═══ DATA PROVIDED ═══

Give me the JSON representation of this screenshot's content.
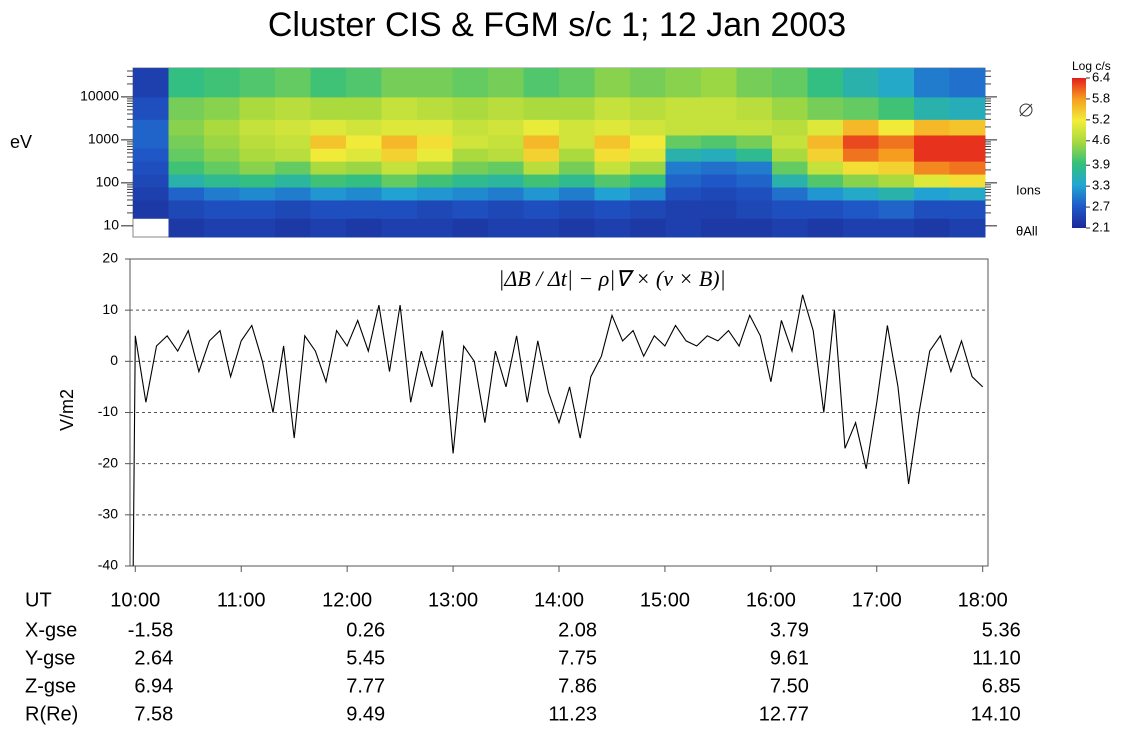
{
  "title": "Cluster CIS & FGM  s/c 1; 12 Jan 2003",
  "chart_data": [
    {
      "type": "heatmap",
      "ylabel": "eV",
      "log_y": true,
      "y_bins": [
        5.5,
        15,
        40,
        80,
        160,
        320,
        640,
        1300,
        3000,
        10000,
        47000
      ],
      "ylim": [
        5.5,
        47000
      ],
      "yticks": [
        10,
        100,
        1000,
        10000
      ],
      "z": [
        [
          null,
          2.3,
          2.4,
          2.4,
          2.3,
          2.4,
          2.3,
          2.4,
          2.4,
          2.3,
          2.4,
          2.4,
          2.3,
          2.4,
          2.3,
          2.4,
          2.3,
          2.3,
          2.4,
          2.3,
          2.4,
          2.4,
          2.3,
          2.4
        ],
        [
          2.3,
          2.5,
          2.6,
          2.6,
          2.5,
          2.6,
          2.6,
          2.6,
          2.5,
          2.6,
          2.5,
          2.6,
          2.5,
          2.6,
          2.5,
          2.4,
          2.4,
          2.5,
          2.6,
          2.6,
          2.7,
          2.8,
          2.6,
          2.6
        ],
        [
          2.4,
          2.8,
          3.0,
          3.1,
          3.0,
          3.2,
          3.1,
          3.3,
          3.2,
          3.1,
          3.0,
          3.2,
          3.0,
          3.3,
          3.1,
          2.6,
          2.5,
          2.6,
          2.9,
          3.2,
          3.4,
          3.6,
          3.3,
          3.4
        ],
        [
          2.5,
          3.6,
          3.8,
          3.9,
          3.7,
          4.0,
          3.9,
          4.2,
          4.0,
          3.8,
          3.7,
          4.0,
          3.8,
          4.1,
          3.9,
          2.8,
          2.7,
          2.8,
          3.6,
          4.1,
          4.4,
          4.6,
          5.0,
          5.3
        ],
        [
          2.6,
          4.0,
          4.2,
          4.4,
          4.2,
          4.6,
          4.5,
          4.8,
          4.6,
          4.3,
          4.2,
          4.7,
          4.3,
          4.8,
          4.5,
          3.0,
          2.9,
          3.0,
          4.2,
          4.8,
          5.3,
          5.4,
          5.9,
          6.0
        ],
        [
          2.7,
          4.2,
          4.4,
          4.6,
          4.7,
          5.2,
          5.0,
          5.4,
          5.1,
          4.6,
          4.7,
          5.4,
          4.6,
          5.3,
          5.0,
          3.6,
          3.5,
          3.8,
          4.6,
          5.4,
          6.0,
          5.8,
          6.3,
          6.3
        ],
        [
          2.8,
          4.3,
          4.5,
          4.7,
          4.8,
          5.5,
          5.2,
          5.6,
          5.3,
          4.9,
          4.8,
          5.6,
          4.9,
          5.5,
          5.2,
          4.2,
          4.1,
          4.3,
          4.8,
          5.6,
          6.2,
          6.0,
          6.3,
          6.3
        ],
        [
          2.8,
          4.4,
          4.6,
          4.8,
          4.9,
          5.0,
          4.9,
          5.0,
          5.0,
          4.8,
          4.9,
          5.1,
          4.9,
          5.0,
          4.9,
          4.8,
          4.8,
          4.8,
          4.7,
          5.0,
          5.6,
          5.2,
          5.6,
          5.5
        ],
        [
          2.6,
          4.3,
          4.4,
          4.6,
          4.7,
          4.6,
          4.6,
          4.8,
          4.7,
          4.6,
          4.7,
          4.6,
          4.6,
          4.8,
          4.7,
          4.8,
          4.8,
          4.7,
          4.5,
          4.3,
          4.2,
          4.0,
          3.6,
          3.5
        ],
        [
          2.4,
          3.9,
          4.0,
          4.1,
          4.2,
          4.0,
          4.1,
          4.3,
          4.3,
          4.2,
          4.3,
          4.1,
          4.2,
          4.4,
          4.3,
          4.4,
          4.5,
          4.3,
          4.2,
          3.9,
          3.6,
          3.4,
          3.0,
          2.9
        ]
      ],
      "colorbar_title": "Log c/s",
      "clim": [
        2.1,
        6.4
      ],
      "colorbar_ticks": [
        2.1,
        2.7,
        3.3,
        3.9,
        4.6,
        5.2,
        5.8,
        6.4
      ],
      "colormap": [
        "#1c2a96",
        "#2058c8",
        "#22a6d2",
        "#34c07c",
        "#a6d83e",
        "#f2ee3a",
        "#f6a020",
        "#e41e1e"
      ],
      "annotations": [
        "Ions",
        "θAll"
      ]
    },
    {
      "type": "line",
      "annotation": "|ΔB / Δt| − ρ|∇ × (v × B)|",
      "ylabel": "V/m2",
      "color": "#000000",
      "grid": true,
      "xlim": [
        9.95,
        18.05
      ],
      "ylim": [
        -40,
        20
      ],
      "yticks": [
        -40,
        -30,
        -20,
        -10,
        0,
        10,
        20
      ],
      "xticks": [
        {
          "value": 10,
          "label": "10:00"
        },
        {
          "value": 11,
          "label": "11:00"
        },
        {
          "value": 12,
          "label": "12:00"
        },
        {
          "value": 13,
          "label": "13:00"
        },
        {
          "value": 14,
          "label": "14:00"
        },
        {
          "value": 15,
          "label": "15:00"
        },
        {
          "value": 16,
          "label": "16:00"
        },
        {
          "value": 17,
          "label": "17:00"
        },
        {
          "value": 18,
          "label": "18:00"
        }
      ],
      "x": [
        9.98,
        10.0,
        10.1,
        10.2,
        10.3,
        10.4,
        10.5,
        10.6,
        10.7,
        10.8,
        10.9,
        11.0,
        11.1,
        11.2,
        11.3,
        11.4,
        11.5,
        11.6,
        11.7,
        11.8,
        11.9,
        12.0,
        12.1,
        12.2,
        12.3,
        12.4,
        12.5,
        12.6,
        12.7,
        12.8,
        12.9,
        13.0,
        13.1,
        13.2,
        13.3,
        13.4,
        13.5,
        13.6,
        13.7,
        13.8,
        13.9,
        14.0,
        14.1,
        14.2,
        14.3,
        14.4,
        14.5,
        14.6,
        14.7,
        14.8,
        14.9,
        15.0,
        15.1,
        15.2,
        15.3,
        15.4,
        15.5,
        15.6,
        15.7,
        15.8,
        15.9,
        16.0,
        16.1,
        16.2,
        16.3,
        16.4,
        16.5,
        16.6,
        16.7,
        16.8,
        16.9,
        17.0,
        17.1,
        17.2,
        17.3,
        17.4,
        17.5,
        17.6,
        17.7,
        17.8,
        17.9,
        18.0
      ],
      "values": [
        -40,
        5,
        -8,
        3,
        5,
        2,
        6,
        -2,
        4,
        6,
        -3,
        4,
        7,
        0,
        -10,
        3,
        -15,
        5,
        2,
        -4,
        6,
        3,
        8,
        2,
        11,
        -2,
        11,
        -8,
        2,
        -5,
        6,
        -18,
        3,
        0,
        -12,
        2,
        -5,
        5,
        -8,
        4,
        -6,
        -12,
        -5,
        -15,
        -3,
        1,
        9,
        4,
        6,
        1,
        5,
        3,
        7,
        4,
        3,
        5,
        4,
        6,
        3,
        9,
        5,
        -4,
        8,
        2,
        13,
        6,
        -10,
        10,
        -17,
        -12,
        -21,
        -8,
        7,
        -5,
        -24,
        -10,
        2,
        5,
        -2,
        4,
        -3,
        -5
      ]
    }
  ],
  "ephemeris": {
    "ut_label": "UT",
    "rows": [
      [
        "X-gse",
        "-1.58",
        "0.26",
        "2.08",
        "3.79",
        "5.36"
      ],
      [
        "Y-gse",
        "2.64",
        "5.45",
        "7.75",
        "9.61",
        "11.10"
      ],
      [
        "Z-gse",
        "6.94",
        "7.77",
        "7.86",
        "7.50",
        "6.85"
      ],
      [
        "R(Re)",
        "7.58",
        "9.49",
        "11.23",
        "12.77",
        "14.10"
      ]
    ]
  }
}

═══

▶ _THE PROBLEM_
Print all of the records shown above exactly, leaving out each picture.

▶ _SOLUTION_
Give me the JSON representation of this screenshot's content.
{
  "title": "Cluster CIS & FGM  s/c 1; 12 Jan 2003",
  "chart_data": [
    {
      "type": "heatmap",
      "ylabel": "eV",
      "log_y": true,
      "y_bins": [
        5.5,
        15,
        40,
        80,
        160,
        320,
        640,
        1300,
        3000,
        10000,
        47000
      ],
      "ylim": [
        5.5,
        47000
      ],
      "yticks": [
        10,
        100,
        1000,
        10000
      ],
      "z": [
        [
          null,
          2.3,
          2.4,
          2.4,
          2.3,
          2.4,
          2.3,
          2.4,
          2.4,
          2.3,
          2.4,
          2.4,
          2.3,
          2.4,
          2.3,
          2.4,
          2.3,
          2.3,
          2.4,
          2.3,
          2.4,
          2.4,
          2.3,
          2.4
        ],
        [
          2.3,
          2.5,
          2.6,
          2.6,
          2.5,
          2.6,
          2.6,
          2.6,
          2.5,
          2.6,
          2.5,
          2.6,
          2.5,
          2.6,
          2.5,
          2.4,
          2.4,
          2.5,
          2.6,
          2.6,
          2.7,
          2.8,
          2.6,
          2.6
        ],
        [
          2.4,
          2.8,
          3.0,
          3.1,
          3.0,
          3.2,
          3.1,
          3.3,
          3.2,
          3.1,
          3.0,
          3.2,
          3.0,
          3.3,
          3.1,
          2.6,
          2.5,
          2.6,
          2.9,
          3.2,
          3.4,
          3.6,
          3.3,
          3.4
        ],
        [
          2.5,
          3.6,
          3.8,
          3.9,
          3.7,
          4.0,
          3.9,
          4.2,
          4.0,
          3.8,
          3.7,
          4.0,
          3.8,
          4.1,
          3.9,
          2.8,
          2.7,
          2.8,
          3.6,
          4.1,
          4.4,
          4.6,
          5.0,
          5.3
        ],
        [
          2.6,
          4.0,
          4.2,
          4.4,
          4.2,
          4.6,
          4.5,
          4.8,
          4.6,
          4.3,
          4.2,
          4.7,
          4.3,
          4.8,
          4.5,
          3.0,
          2.9,
          3.0,
          4.2,
          4.8,
          5.3,
          5.4,
          5.9,
          6.0
        ],
        [
          2.7,
          4.2,
          4.4,
          4.6,
          4.7,
          5.2,
          5.0,
          5.4,
          5.1,
          4.6,
          4.7,
          5.4,
          4.6,
          5.3,
          5.0,
          3.6,
          3.5,
          3.8,
          4.6,
          5.4,
          6.0,
          5.8,
          6.3,
          6.3
        ],
        [
          2.8,
          4.3,
          4.5,
          4.7,
          4.8,
          5.5,
          5.2,
          5.6,
          5.3,
          4.9,
          4.8,
          5.6,
          4.9,
          5.5,
          5.2,
          4.2,
          4.1,
          4.3,
          4.8,
          5.6,
          6.2,
          6.0,
          6.3,
          6.3
        ],
        [
          2.8,
          4.4,
          4.6,
          4.8,
          4.9,
          5.0,
          4.9,
          5.0,
          5.0,
          4.8,
          4.9,
          5.1,
          4.9,
          5.0,
          4.9,
          4.8,
          4.8,
          4.8,
          4.7,
          5.0,
          5.6,
          5.2,
          5.6,
          5.5
        ],
        [
          2.6,
          4.3,
          4.4,
          4.6,
          4.7,
          4.6,
          4.6,
          4.8,
          4.7,
          4.6,
          4.7,
          4.6,
          4.6,
          4.8,
          4.7,
          4.8,
          4.8,
          4.7,
          4.5,
          4.3,
          4.2,
          4.0,
          3.6,
          3.5
        ],
        [
          2.4,
          3.9,
          4.0,
          4.1,
          4.2,
          4.0,
          4.1,
          4.3,
          4.3,
          4.2,
          4.3,
          4.1,
          4.2,
          4.4,
          4.3,
          4.4,
          4.5,
          4.3,
          4.2,
          3.9,
          3.6,
          3.4,
          3.0,
          2.9
        ]
      ],
      "colorbar_title": "Log c/s",
      "clim": [
        2.1,
        6.4
      ],
      "colorbar_ticks": [
        2.1,
        2.7,
        3.3,
        3.9,
        4.6,
        5.2,
        5.8,
        6.4
      ],
      "colormap": [
        "#1c2a96",
        "#2058c8",
        "#22a6d2",
        "#34c07c",
        "#a6d83e",
        "#f2ee3a",
        "#f6a020",
        "#e41e1e"
      ],
      "annotations": [
        "Ions",
        "θAll"
      ]
    },
    {
      "type": "line",
      "annotation": "|ΔB / Δt| − ρ|∇ × (v × B)|",
      "ylabel": "V/m2",
      "color": "#000000",
      "grid": true,
      "xlim": [
        9.95,
        18.05
      ],
      "ylim": [
        -40,
        20
      ],
      "yticks": [
        -40,
        -30,
        -20,
        -10,
        0,
        10,
        20
      ],
      "xticks": [
        {
          "value": 10,
          "label": "10:00"
        },
        {
          "value": 11,
          "label": "11:00"
        },
        {
          "value": 12,
          "label": "12:00"
        },
        {
          "value": 13,
          "label": "13:00"
        },
        {
          "value": 14,
          "label": "14:00"
        },
        {
          "value": 15,
          "label": "15:00"
        },
        {
          "value": 16,
          "label": "16:00"
        },
        {
          "value": 17,
          "label": "17:00"
        },
        {
          "value": 18,
          "label": "18:00"
        }
      ],
      "x": [
        9.98,
        10.0,
        10.1,
        10.2,
        10.3,
        10.4,
        10.5,
        10.6,
        10.7,
        10.8,
        10.9,
        11.0,
        11.1,
        11.2,
        11.3,
        11.4,
        11.5,
        11.6,
        11.7,
        11.8,
        11.9,
        12.0,
        12.1,
        12.2,
        12.3,
        12.4,
        12.5,
        12.6,
        12.7,
        12.8,
        12.9,
        13.0,
        13.1,
        13.2,
        13.3,
        13.4,
        13.5,
        13.6,
        13.7,
        13.8,
        13.9,
        14.0,
        14.1,
        14.2,
        14.3,
        14.4,
        14.5,
        14.6,
        14.7,
        14.8,
        14.9,
        15.0,
        15.1,
        15.2,
        15.3,
        15.4,
        15.5,
        15.6,
        15.7,
        15.8,
        15.9,
        16.0,
        16.1,
        16.2,
        16.3,
        16.4,
        16.5,
        16.6,
        16.7,
        16.8,
        16.9,
        17.0,
        17.1,
        17.2,
        17.3,
        17.4,
        17.5,
        17.6,
        17.7,
        17.8,
        17.9,
        18.0
      ],
      "values": [
        -40,
        5,
        -8,
        3,
        5,
        2,
        6,
        -2,
        4,
        6,
        -3,
        4,
        7,
        0,
        -10,
        3,
        -15,
        5,
        2,
        -4,
        6,
        3,
        8,
        2,
        11,
        -2,
        11,
        -8,
        2,
        -5,
        6,
        -18,
        3,
        0,
        -12,
        2,
        -5,
        5,
        -8,
        4,
        -6,
        -12,
        -5,
        -15,
        -3,
        1,
        9,
        4,
        6,
        1,
        5,
        3,
        7,
        4,
        3,
        5,
        4,
        6,
        3,
        9,
        5,
        -4,
        8,
        2,
        13,
        6,
        -10,
        10,
        -17,
        -12,
        -21,
        -8,
        7,
        -5,
        -24,
        -10,
        2,
        5,
        -2,
        4,
        -3,
        -5
      ]
    }
  ],
  "ephemeris": {
    "ut_label": "UT",
    "rows": [
      [
        "X-gse",
        "-1.58",
        "0.26",
        "2.08",
        "3.79",
        "5.36"
      ],
      [
        "Y-gse",
        "2.64",
        "5.45",
        "7.75",
        "9.61",
        "11.10"
      ],
      [
        "Z-gse",
        "6.94",
        "7.77",
        "7.86",
        "7.50",
        "6.85"
      ],
      [
        "R(Re)",
        "7.58",
        "9.49",
        "11.23",
        "12.77",
        "14.10"
      ]
    ]
  }
}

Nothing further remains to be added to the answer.